╭──
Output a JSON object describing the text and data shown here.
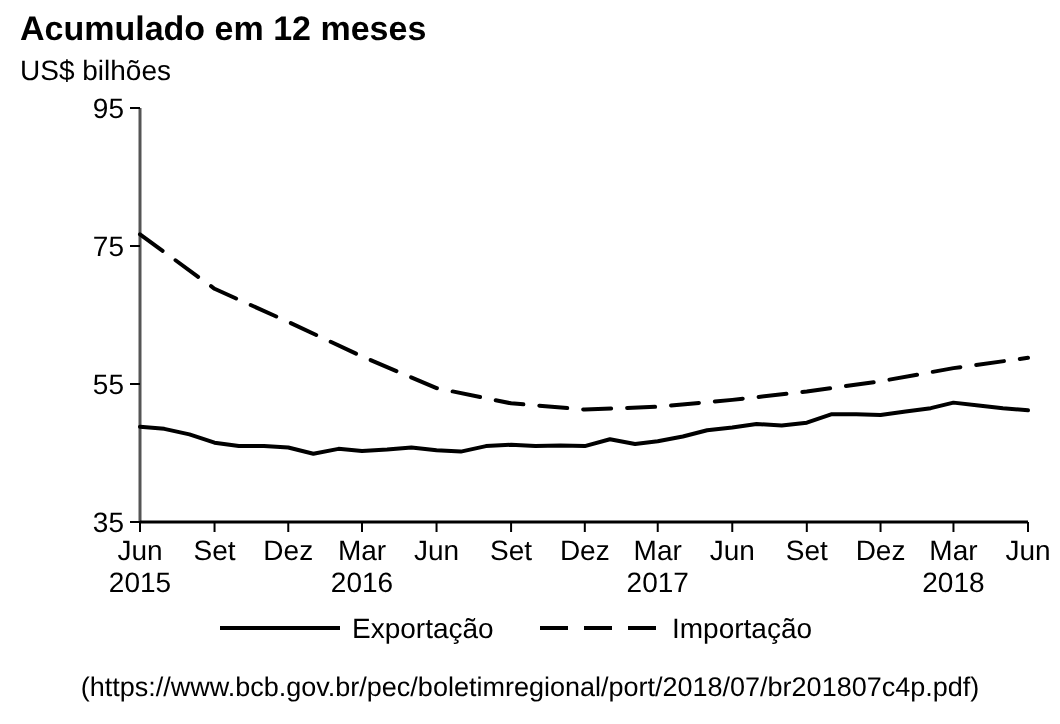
{
  "chart_data": {
    "type": "line",
    "title": "Acumulado em 12 meses",
    "subtitle": "US$ bilhões",
    "x": [
      "2015-06",
      "2015-07",
      "2015-08",
      "2015-09",
      "2015-10",
      "2015-11",
      "2015-12",
      "2016-01",
      "2016-02",
      "2016-03",
      "2016-04",
      "2016-05",
      "2016-06",
      "2016-07",
      "2016-08",
      "2016-09",
      "2016-10",
      "2016-11",
      "2016-12",
      "2017-01",
      "2017-02",
      "2017-03",
      "2017-04",
      "2017-05",
      "2017-06",
      "2017-07",
      "2017-08",
      "2017-09",
      "2017-10",
      "2017-11",
      "2017-12",
      "2018-01",
      "2018-02",
      "2018-03",
      "2018-04",
      "2018-05",
      "2018-06"
    ],
    "series": [
      {
        "name": "Exportação",
        "color": "#000000",
        "line_style": "solid",
        "values": [
          48.8,
          48.5,
          47.7,
          46.5,
          46.0,
          46.0,
          45.8,
          44.9,
          45.6,
          45.3,
          45.5,
          45.8,
          45.4,
          45.2,
          46.0,
          46.2,
          46.0,
          46.1,
          46.0,
          47.0,
          46.3,
          46.7,
          47.4,
          48.3,
          48.7,
          49.2,
          49.0,
          49.4,
          50.6,
          50.6,
          50.5,
          51.0,
          51.5,
          52.3,
          51.9,
          51.5,
          51.2
        ]
      },
      {
        "name": "Importação",
        "color": "#000000",
        "line_style": "dashed",
        "x": [
          "2015-06",
          "2015-09",
          "2015-12",
          "2016-03",
          "2016-06",
          "2016-09",
          "2016-12",
          "2017-03",
          "2017-06",
          "2017-09",
          "2017-12",
          "2018-03",
          "2018-06"
        ],
        "values": [
          76.7,
          68.8,
          64.0,
          59.0,
          54.4,
          52.2,
          51.3,
          51.7,
          52.7,
          53.9,
          55.4,
          57.3,
          58.8
        ]
      }
    ],
    "xlim": [
      "2015-06",
      "2018-06"
    ],
    "xticks": [
      {
        "value": "2015-06",
        "label": "Jun\n2015"
      },
      {
        "value": "2015-09",
        "label": "Set"
      },
      {
        "value": "2015-12",
        "label": "Dez"
      },
      {
        "value": "2016-03",
        "label": "Mar\n2016"
      },
      {
        "value": "2016-06",
        "label": "Jun"
      },
      {
        "value": "2016-09",
        "label": "Set"
      },
      {
        "value": "2016-12",
        "label": "Dez"
      },
      {
        "value": "2017-03",
        "label": "Mar\n2017"
      },
      {
        "value": "2017-06",
        "label": "Jun"
      },
      {
        "value": "2017-09",
        "label": "Set"
      },
      {
        "value": "2017-12",
        "label": "Dez"
      },
      {
        "value": "2018-03",
        "label": "Mar\n2018"
      },
      {
        "value": "2018-06",
        "label": "Jun"
      }
    ],
    "ylim": [
      35,
      95
    ],
    "yticks": [
      35,
      55,
      75,
      95
    ],
    "legend": "bottom",
    "annotations": [
      "(https://www.bcb.gov.br/pec/boletimregional/port/2018/07/br201807c4p.pdf)"
    ]
  }
}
╰──
What is being asked: Images do not belong in the copy; reproduce all other parts of the records above verbatim.

Exercise response:
Output a JSON object describing the text and data shown here.
{
  "chart_data": {
    "type": "line",
    "title": "Acumulado em 12 meses",
    "subtitle": "US$ bilhões",
    "x": [
      "2015-06",
      "2015-07",
      "2015-08",
      "2015-09",
      "2015-10",
      "2015-11",
      "2015-12",
      "2016-01",
      "2016-02",
      "2016-03",
      "2016-04",
      "2016-05",
      "2016-06",
      "2016-07",
      "2016-08",
      "2016-09",
      "2016-10",
      "2016-11",
      "2016-12",
      "2017-01",
      "2017-02",
      "2017-03",
      "2017-04",
      "2017-05",
      "2017-06",
      "2017-07",
      "2017-08",
      "2017-09",
      "2017-10",
      "2017-11",
      "2017-12",
      "2018-01",
      "2018-02",
      "2018-03",
      "2018-04",
      "2018-05",
      "2018-06"
    ],
    "series": [
      {
        "name": "Exportação",
        "color": "#000000",
        "line_style": "solid",
        "values": [
          48.8,
          48.5,
          47.7,
          46.5,
          46.0,
          46.0,
          45.8,
          44.9,
          45.6,
          45.3,
          45.5,
          45.8,
          45.4,
          45.2,
          46.0,
          46.2,
          46.0,
          46.1,
          46.0,
          47.0,
          46.3,
          46.7,
          47.4,
          48.3,
          48.7,
          49.2,
          49.0,
          49.4,
          50.6,
          50.6,
          50.5,
          51.0,
          51.5,
          52.3,
          51.9,
          51.5,
          51.2
        ]
      },
      {
        "name": "Importação",
        "color": "#000000",
        "line_style": "dashed",
        "x": [
          "2015-06",
          "2015-09",
          "2015-12",
          "2016-03",
          "2016-06",
          "2016-09",
          "2016-12",
          "2017-03",
          "2017-06",
          "2017-09",
          "2017-12",
          "2018-03",
          "2018-06"
        ],
        "values": [
          76.7,
          68.8,
          64.0,
          59.0,
          54.4,
          52.2,
          51.3,
          51.7,
          52.7,
          53.9,
          55.4,
          57.3,
          58.8
        ]
      }
    ],
    "xlim": [
      "2015-06",
      "2018-06"
    ],
    "xticks": [
      {
        "value": "2015-06",
        "label": "Jun\n2015"
      },
      {
        "value": "2015-09",
        "label": "Set"
      },
      {
        "value": "2015-12",
        "label": "Dez"
      },
      {
        "value": "2016-03",
        "label": "Mar\n2016"
      },
      {
        "value": "2016-06",
        "label": "Jun"
      },
      {
        "value": "2016-09",
        "label": "Set"
      },
      {
        "value": "2016-12",
        "label": "Dez"
      },
      {
        "value": "2017-03",
        "label": "Mar\n2017"
      },
      {
        "value": "2017-06",
        "label": "Jun"
      },
      {
        "value": "2017-09",
        "label": "Set"
      },
      {
        "value": "2017-12",
        "label": "Dez"
      },
      {
        "value": "2018-03",
        "label": "Mar\n2018"
      },
      {
        "value": "2018-06",
        "label": "Jun"
      }
    ],
    "ylim": [
      35,
      95
    ],
    "yticks": [
      35,
      55,
      75,
      95
    ],
    "legend": "bottom",
    "annotations": [
      "(https://www.bcb.gov.br/pec/boletimregional/port/2018/07/br201807c4p.pdf)"
    ]
  }
}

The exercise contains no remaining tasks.